-- EXERCISE PROMPT --
Every line of the records must be repeated exactly; pictures stay out.

-- DATA PROVIDED --
━━━━━━━━

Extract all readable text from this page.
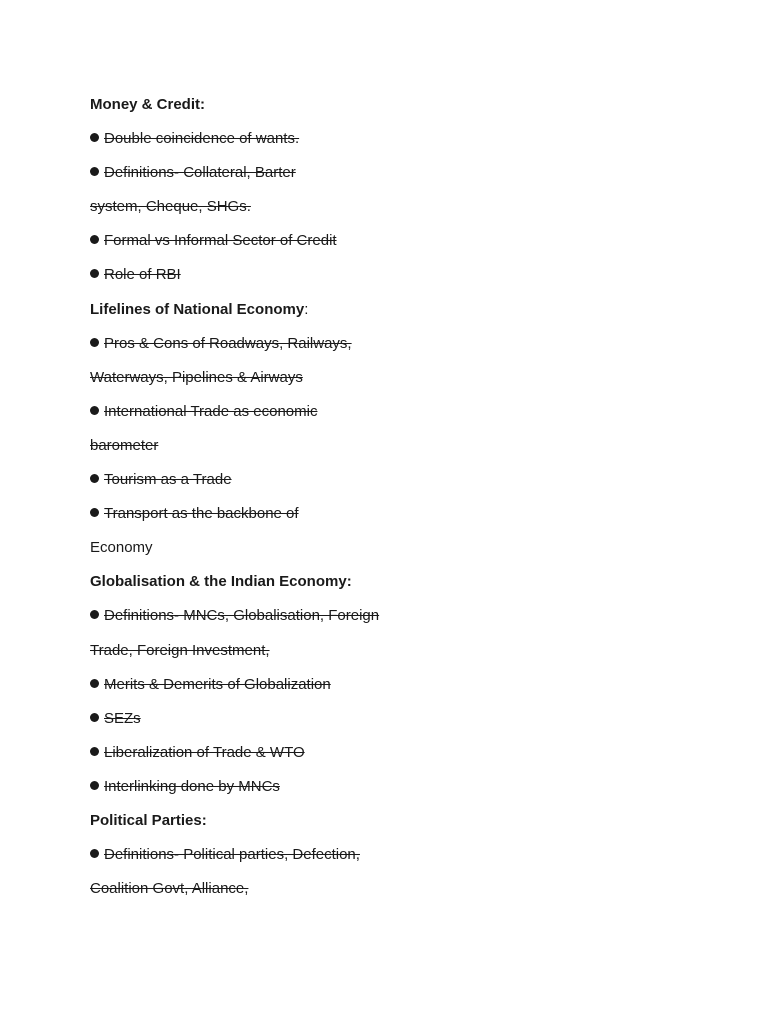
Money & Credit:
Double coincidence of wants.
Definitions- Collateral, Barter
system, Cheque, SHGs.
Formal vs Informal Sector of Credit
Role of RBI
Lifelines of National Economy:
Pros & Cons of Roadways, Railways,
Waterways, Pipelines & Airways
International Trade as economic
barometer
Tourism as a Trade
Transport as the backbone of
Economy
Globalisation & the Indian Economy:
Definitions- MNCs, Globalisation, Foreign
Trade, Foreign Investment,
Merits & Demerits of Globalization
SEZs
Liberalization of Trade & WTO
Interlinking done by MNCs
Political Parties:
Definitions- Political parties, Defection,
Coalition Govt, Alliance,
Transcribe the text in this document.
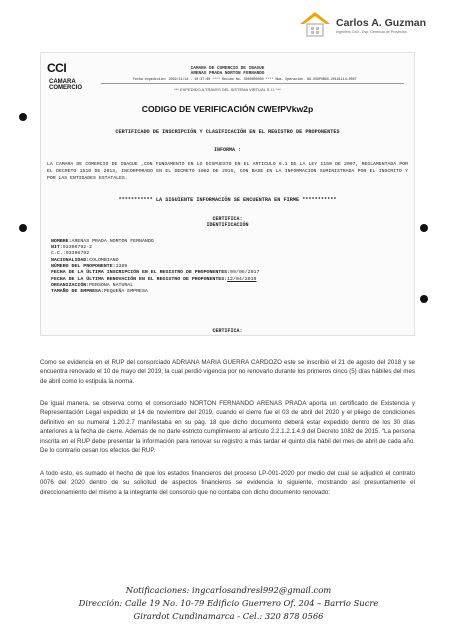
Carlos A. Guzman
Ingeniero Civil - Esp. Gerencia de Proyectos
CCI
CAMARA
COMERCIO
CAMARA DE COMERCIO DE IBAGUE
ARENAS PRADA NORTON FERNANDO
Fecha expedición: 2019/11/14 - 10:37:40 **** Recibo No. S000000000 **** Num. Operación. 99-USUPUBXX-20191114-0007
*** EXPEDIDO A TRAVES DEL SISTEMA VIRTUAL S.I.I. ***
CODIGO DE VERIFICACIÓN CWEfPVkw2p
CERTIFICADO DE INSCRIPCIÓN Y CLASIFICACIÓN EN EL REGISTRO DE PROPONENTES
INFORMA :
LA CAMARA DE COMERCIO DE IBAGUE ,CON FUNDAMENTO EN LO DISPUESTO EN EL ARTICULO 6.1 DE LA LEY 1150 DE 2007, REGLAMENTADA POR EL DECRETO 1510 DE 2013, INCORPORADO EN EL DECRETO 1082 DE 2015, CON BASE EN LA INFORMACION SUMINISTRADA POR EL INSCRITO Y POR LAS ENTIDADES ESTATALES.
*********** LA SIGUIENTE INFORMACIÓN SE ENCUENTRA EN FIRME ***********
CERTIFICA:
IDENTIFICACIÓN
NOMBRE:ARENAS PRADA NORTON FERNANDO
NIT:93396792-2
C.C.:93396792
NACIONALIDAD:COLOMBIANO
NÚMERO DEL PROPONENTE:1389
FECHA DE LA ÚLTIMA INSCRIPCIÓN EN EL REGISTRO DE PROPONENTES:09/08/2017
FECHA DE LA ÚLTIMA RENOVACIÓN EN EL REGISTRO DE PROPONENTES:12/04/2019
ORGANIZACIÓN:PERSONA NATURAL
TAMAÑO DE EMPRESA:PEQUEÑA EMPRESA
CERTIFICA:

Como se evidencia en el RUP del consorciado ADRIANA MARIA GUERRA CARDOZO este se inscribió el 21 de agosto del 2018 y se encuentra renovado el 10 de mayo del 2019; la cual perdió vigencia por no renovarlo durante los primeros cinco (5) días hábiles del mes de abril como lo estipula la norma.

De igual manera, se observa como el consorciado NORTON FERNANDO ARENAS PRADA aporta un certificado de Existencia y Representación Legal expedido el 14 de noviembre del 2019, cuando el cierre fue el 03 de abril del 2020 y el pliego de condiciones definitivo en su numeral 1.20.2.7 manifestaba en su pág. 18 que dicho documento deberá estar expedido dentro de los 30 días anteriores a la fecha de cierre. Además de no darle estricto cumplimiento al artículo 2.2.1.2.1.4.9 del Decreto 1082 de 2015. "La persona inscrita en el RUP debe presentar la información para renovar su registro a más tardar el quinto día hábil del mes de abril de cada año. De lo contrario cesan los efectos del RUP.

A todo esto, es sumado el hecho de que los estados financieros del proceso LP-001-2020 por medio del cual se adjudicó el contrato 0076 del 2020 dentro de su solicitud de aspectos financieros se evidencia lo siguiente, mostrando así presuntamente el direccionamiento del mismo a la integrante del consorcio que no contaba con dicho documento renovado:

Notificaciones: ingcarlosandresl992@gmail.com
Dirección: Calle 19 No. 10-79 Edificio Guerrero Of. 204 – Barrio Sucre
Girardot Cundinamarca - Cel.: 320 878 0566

━━━━━━━━

-- CORRECT ANSWER --
Extract all readable text from this page.
Money & Credit:
Double coincidence of wants.
Definitions- Collateral, Barter
system, Cheque, SHGs.
Formal vs Informal Sector of Credit
Role of RBI
Lifelines of National Economy:
Pros & Cons of Roadways, Railways,
Waterways, Pipelines & Airways
International Trade as economic
barometer
Tourism as a Trade
Transport as the backbone of
Economy
Globalisation & the Indian Economy:
Definitions- MNCs, Globalisation, Foreign
Trade, Foreign Investment,
Merits & Demerits of Globalization
SEZs
Liberalization of Trade & WTO
Interlinking done by MNCs
Political Parties:
Definitions- Political parties, Defection,
Coalition Govt, Alliance,
Transcribe the text in this document.
Carlos A. Guzman
Ingeniero Civil - Esp. Gerencia de Proyectos
CCI
CAMARA
COMERCIO
CAMARA DE COMERCIO DE IBAGUE
ARENAS PRADA NORTON FERNANDO
Fecha expedición: 2019/11/14 - 10:37:40 **** Recibo No. S000000000 **** Num. Operación. 99-USUPUBXX-20191114-0007
*** EXPEDIDO A TRAVES DEL SISTEMA VIRTUAL S.I.I. ***
CODIGO DE VERIFICACIÓN CWEfPVkw2p
CERTIFICADO DE INSCRIPCIÓN Y CLASIFICACIÓN EN EL REGISTRO DE PROPONENTES
INFORMA :
LA CAMARA DE COMERCIO DE IBAGUE ,CON FUNDAMENTO EN LO DISPUESTO EN EL ARTICULO 6.1 DE LA LEY 1150 DE 2007, REGLAMENTADA POR EL DECRETO 1510 DE 2013, INCORPORADO EN EL DECRETO 1082 DE 2015, CON BASE EN LA INFORMACION SUMINISTRADA POR EL INSCRITO Y POR LAS ENTIDADES ESTATALES.
*********** LA SIGUIENTE INFORMACIÓN SE ENCUENTRA EN FIRME ***********
CERTIFICA:
IDENTIFICACIÓN
NOMBRE:ARENAS PRADA NORTON FERNANDO
NIT:93396792-2
C.C.:93396792
NACIONALIDAD:COLOMBIANO
NÚMERO DEL PROPONENTE:1389
FECHA DE LA ÚLTIMA INSCRIPCIÓN EN EL REGISTRO DE PROPONENTES:09/08/2017
FECHA DE LA ÚLTIMA RENOVACIÓN EN EL REGISTRO DE PROPONENTES:12/04/2019
ORGANIZACIÓN:PERSONA NATURAL
TAMAÑO DE EMPRESA:PEQUEÑA EMPRESA
CERTIFICA:

Como se evidencia en el RUP del consorciado ADRIANA MARIA GUERRA CARDOZO este se inscribió el 21 de agosto del 2018 y se encuentra renovado el 10 de mayo del 2019; la cual perdió vigencia por no renovarlo durante los primeros cinco (5) días hábiles del mes de abril como lo estipula la norma.

De igual manera, se observa como el consorciado NORTON FERNANDO ARENAS PRADA aporta un certificado de Existencia y Representación Legal expedido el 14 de noviembre del 2019, cuando el cierre fue el 03 de abril del 2020 y el pliego de condiciones definitivo en su numeral 1.20.2.7 manifestaba en su pág. 18 que dicho documento deberá estar expedido dentro de los 30 días anteriores a la fecha de cierre. Además de no darle estricto cumplimiento al artículo 2.2.1.2.1.4.9 del Decreto 1082 de 2015. "La persona inscrita en el RUP debe presentar la información para renovar su registro a más tardar el quinto día hábil del mes de abril de cada año. De lo contrario cesan los efectos del RUP.

A todo esto, es sumado el hecho de que los estados financieros del proceso LP-001-2020 por medio del cual se adjudicó el contrato 0076 del 2020 dentro de su solicitud de aspectos financieros se evidencia lo siguiente, mostrando así presuntamente el direccionamiento del mismo a la integrante del consorcio que no contaba con dicho documento renovado:

Notificaciones: ingcarlosandresl992@gmail.com
Dirección: Calle 19 No. 10-79 Edificio Guerrero Of. 204 – Barrio Sucre
Girardot Cundinamarca - Cel.: 320 878 0566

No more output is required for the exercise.